• THE TASK:
Reproduce every entry below precisely; do not include the pictures.

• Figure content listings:
▽

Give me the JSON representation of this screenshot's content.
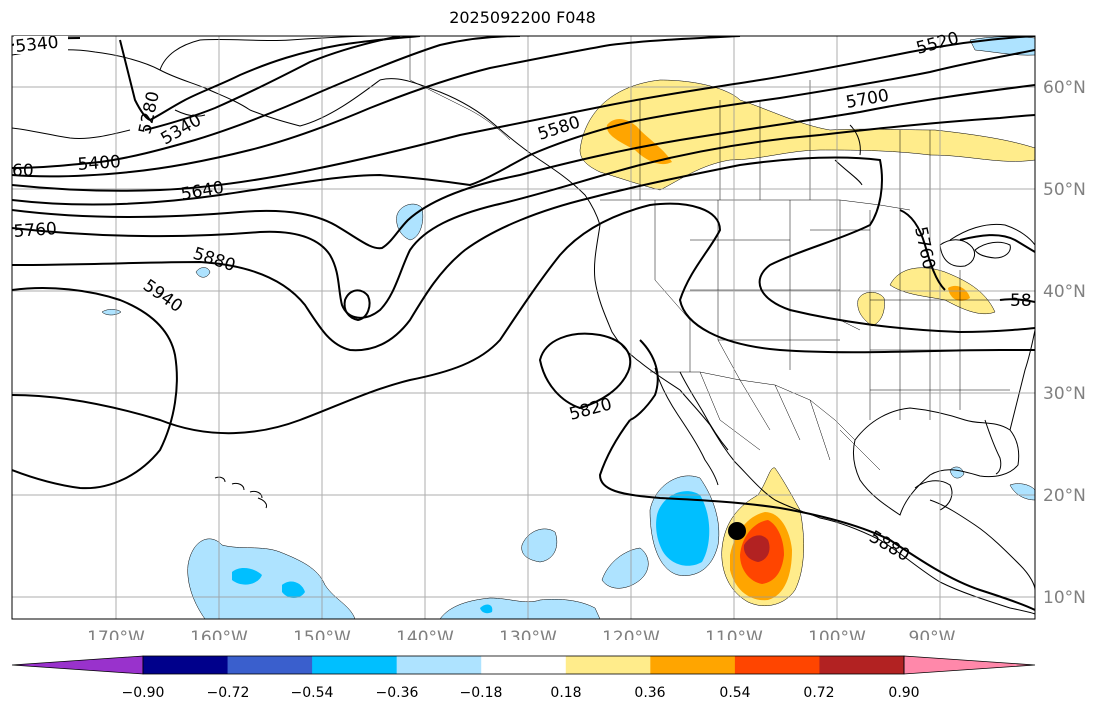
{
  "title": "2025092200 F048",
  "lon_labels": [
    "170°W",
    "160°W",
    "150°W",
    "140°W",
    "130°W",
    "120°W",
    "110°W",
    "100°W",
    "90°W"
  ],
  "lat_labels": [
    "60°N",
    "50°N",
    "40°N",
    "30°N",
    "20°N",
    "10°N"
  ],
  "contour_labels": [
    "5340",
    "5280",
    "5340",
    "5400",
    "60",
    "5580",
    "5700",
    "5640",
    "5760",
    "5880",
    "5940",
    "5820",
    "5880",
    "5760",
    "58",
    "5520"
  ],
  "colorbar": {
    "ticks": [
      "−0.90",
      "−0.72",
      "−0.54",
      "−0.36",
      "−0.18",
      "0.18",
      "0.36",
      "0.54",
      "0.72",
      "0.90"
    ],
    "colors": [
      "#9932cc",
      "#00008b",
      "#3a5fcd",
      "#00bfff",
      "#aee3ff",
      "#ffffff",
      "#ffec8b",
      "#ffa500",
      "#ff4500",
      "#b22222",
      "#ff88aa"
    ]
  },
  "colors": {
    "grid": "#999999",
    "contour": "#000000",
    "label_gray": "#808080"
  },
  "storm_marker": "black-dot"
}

△

• IN RESPONSE:
Give me the JSON representation of this screenshot's content.
{
  "title": "2025092200 F048",
  "lon_labels": [
    "170°W",
    "160°W",
    "150°W",
    "140°W",
    "130°W",
    "120°W",
    "110°W",
    "100°W",
    "90°W"
  ],
  "lat_labels": [
    "60°N",
    "50°N",
    "40°N",
    "30°N",
    "20°N",
    "10°N"
  ],
  "contour_labels": [
    "5340",
    "5280",
    "5340",
    "5400",
    "60",
    "5580",
    "5700",
    "5640",
    "5760",
    "5880",
    "5940",
    "5820",
    "5880",
    "5760",
    "58",
    "5520"
  ],
  "colorbar": {
    "ticks": [
      "−0.90",
      "−0.72",
      "−0.54",
      "−0.36",
      "−0.18",
      "0.18",
      "0.36",
      "0.54",
      "0.72",
      "0.90"
    ],
    "colors": [
      "#9932cc",
      "#00008b",
      "#3a5fcd",
      "#00bfff",
      "#aee3ff",
      "#ffffff",
      "#ffec8b",
      "#ffa500",
      "#ff4500",
      "#b22222",
      "#ff88aa"
    ]
  },
  "colors": {
    "grid": "#999999",
    "contour": "#000000",
    "label_gray": "#808080"
  },
  "storm_marker": "black-dot"
}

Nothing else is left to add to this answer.